*Given information:*

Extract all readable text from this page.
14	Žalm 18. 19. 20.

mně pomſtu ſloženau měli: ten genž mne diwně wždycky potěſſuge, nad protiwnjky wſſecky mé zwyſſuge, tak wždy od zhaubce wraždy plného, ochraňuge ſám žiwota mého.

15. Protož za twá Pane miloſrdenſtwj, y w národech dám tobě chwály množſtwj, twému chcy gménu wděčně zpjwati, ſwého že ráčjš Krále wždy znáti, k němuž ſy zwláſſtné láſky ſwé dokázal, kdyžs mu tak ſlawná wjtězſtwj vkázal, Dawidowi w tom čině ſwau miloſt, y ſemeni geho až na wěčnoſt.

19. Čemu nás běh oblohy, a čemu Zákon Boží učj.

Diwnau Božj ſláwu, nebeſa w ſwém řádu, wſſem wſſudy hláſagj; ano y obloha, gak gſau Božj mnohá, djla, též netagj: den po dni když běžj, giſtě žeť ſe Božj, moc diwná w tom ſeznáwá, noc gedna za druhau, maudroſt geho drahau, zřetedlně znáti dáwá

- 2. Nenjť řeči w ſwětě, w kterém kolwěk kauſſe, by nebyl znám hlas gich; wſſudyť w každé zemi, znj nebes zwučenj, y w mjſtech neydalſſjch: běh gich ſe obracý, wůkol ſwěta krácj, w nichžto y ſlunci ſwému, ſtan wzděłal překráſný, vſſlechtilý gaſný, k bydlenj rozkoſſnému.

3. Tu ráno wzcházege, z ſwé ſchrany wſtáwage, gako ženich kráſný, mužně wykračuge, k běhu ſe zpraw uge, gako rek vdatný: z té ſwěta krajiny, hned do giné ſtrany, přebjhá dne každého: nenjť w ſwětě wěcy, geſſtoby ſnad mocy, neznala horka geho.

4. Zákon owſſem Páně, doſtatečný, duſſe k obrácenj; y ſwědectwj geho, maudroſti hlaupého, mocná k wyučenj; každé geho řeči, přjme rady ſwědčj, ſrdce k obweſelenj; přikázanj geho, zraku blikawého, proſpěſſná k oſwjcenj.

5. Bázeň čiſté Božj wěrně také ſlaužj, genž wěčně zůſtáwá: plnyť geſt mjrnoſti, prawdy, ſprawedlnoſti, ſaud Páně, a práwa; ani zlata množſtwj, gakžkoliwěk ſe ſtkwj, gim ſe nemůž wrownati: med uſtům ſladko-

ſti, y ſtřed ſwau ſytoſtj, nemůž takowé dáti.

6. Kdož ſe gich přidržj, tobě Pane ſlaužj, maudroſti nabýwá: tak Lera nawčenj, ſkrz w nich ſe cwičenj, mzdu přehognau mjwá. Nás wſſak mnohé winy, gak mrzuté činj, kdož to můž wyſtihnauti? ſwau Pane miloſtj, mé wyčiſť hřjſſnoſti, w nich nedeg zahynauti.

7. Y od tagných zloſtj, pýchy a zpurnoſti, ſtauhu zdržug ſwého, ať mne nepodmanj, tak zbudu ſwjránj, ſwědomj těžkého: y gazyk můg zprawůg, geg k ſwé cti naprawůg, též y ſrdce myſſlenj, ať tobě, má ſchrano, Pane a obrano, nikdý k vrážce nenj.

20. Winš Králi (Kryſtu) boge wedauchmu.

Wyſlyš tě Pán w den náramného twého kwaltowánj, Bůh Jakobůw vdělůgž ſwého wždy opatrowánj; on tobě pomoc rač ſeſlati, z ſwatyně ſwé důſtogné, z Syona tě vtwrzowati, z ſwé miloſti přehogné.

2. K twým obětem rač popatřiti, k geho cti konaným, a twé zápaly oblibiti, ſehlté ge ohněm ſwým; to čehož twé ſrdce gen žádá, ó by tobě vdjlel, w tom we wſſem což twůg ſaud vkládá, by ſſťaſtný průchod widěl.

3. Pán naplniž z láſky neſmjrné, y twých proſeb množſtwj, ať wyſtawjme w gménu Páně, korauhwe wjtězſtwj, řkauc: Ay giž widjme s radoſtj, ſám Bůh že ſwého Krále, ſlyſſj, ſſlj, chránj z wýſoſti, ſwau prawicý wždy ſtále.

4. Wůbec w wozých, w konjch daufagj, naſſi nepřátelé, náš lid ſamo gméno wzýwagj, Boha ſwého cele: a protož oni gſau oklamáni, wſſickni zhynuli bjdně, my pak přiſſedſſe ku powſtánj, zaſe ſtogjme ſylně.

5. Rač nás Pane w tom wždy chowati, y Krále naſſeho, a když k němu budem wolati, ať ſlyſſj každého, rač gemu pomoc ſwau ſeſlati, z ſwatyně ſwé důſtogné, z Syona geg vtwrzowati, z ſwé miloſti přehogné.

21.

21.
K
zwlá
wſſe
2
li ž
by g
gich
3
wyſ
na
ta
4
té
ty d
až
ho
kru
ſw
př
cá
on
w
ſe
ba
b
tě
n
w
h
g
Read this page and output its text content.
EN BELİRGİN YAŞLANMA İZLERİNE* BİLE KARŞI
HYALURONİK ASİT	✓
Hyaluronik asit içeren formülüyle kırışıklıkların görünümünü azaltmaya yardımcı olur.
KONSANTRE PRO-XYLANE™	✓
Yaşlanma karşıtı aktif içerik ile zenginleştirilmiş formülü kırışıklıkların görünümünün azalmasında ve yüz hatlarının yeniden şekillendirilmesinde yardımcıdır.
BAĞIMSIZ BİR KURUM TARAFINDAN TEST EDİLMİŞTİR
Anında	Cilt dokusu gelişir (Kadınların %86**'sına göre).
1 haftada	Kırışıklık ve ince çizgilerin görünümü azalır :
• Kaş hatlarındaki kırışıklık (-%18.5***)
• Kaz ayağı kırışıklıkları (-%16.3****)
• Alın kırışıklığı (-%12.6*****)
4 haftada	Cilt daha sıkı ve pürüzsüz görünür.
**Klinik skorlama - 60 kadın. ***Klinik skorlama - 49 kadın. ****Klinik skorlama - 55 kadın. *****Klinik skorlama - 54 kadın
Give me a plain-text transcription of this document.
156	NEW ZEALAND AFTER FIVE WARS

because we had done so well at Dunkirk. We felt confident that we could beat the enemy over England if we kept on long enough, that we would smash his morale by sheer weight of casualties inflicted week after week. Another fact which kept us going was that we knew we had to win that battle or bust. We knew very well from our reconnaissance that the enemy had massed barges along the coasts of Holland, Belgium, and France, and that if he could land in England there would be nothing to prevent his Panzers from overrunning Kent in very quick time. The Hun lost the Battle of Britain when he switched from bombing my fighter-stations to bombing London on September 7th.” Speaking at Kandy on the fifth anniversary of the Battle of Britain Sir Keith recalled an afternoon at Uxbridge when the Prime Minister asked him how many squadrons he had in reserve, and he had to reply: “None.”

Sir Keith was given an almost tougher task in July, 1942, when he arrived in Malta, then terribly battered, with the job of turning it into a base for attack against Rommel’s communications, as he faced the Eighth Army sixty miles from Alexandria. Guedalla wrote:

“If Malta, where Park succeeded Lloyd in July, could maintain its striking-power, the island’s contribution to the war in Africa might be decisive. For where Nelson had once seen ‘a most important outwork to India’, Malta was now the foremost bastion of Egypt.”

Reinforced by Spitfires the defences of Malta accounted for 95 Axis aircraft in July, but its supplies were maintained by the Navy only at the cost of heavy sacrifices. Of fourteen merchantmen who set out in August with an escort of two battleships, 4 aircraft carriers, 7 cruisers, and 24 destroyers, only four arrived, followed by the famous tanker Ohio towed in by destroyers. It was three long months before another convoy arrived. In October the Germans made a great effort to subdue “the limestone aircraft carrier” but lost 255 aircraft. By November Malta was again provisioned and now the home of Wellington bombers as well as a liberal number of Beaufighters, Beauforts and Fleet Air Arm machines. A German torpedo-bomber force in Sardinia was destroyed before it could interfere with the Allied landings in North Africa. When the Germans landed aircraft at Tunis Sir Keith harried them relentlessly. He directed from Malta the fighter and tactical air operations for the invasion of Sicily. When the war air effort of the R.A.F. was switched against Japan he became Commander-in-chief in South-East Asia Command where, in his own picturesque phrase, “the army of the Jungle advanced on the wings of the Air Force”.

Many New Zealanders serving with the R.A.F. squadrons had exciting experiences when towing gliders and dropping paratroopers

*Short problem:* Copy the lines from the entries above in which the word "ſlaužj" appears.

*Completed task:*
5. Bázeň čiſté Božj wěrně také ſlaužj, genž wěčně zůſtáwá: plnyť geſt mjrnoſti, prawdy, ſprawedlnoſti, ſaud Páně, a práwa; ani zlata množſtwj, gakžkoliwěk ſe ſtkwj, gim ſe nemůž wrownati: med uſtům ſladko-
6. Kdož ſe gich přidržj, tobě Pane ſlaužj, maudroſti nabýwá: tak Lera nawčenj, ſkrz w nich ſe cwičenj, mzdu přehognau mjwá. Nás wſſak mnohé winy, gak mrzuté činj, kdož to můž wyſtihnauti? ſwau Pane miloſtj, mé wyčiſť hřjſſnoſti, w nich nedeg zahynauti.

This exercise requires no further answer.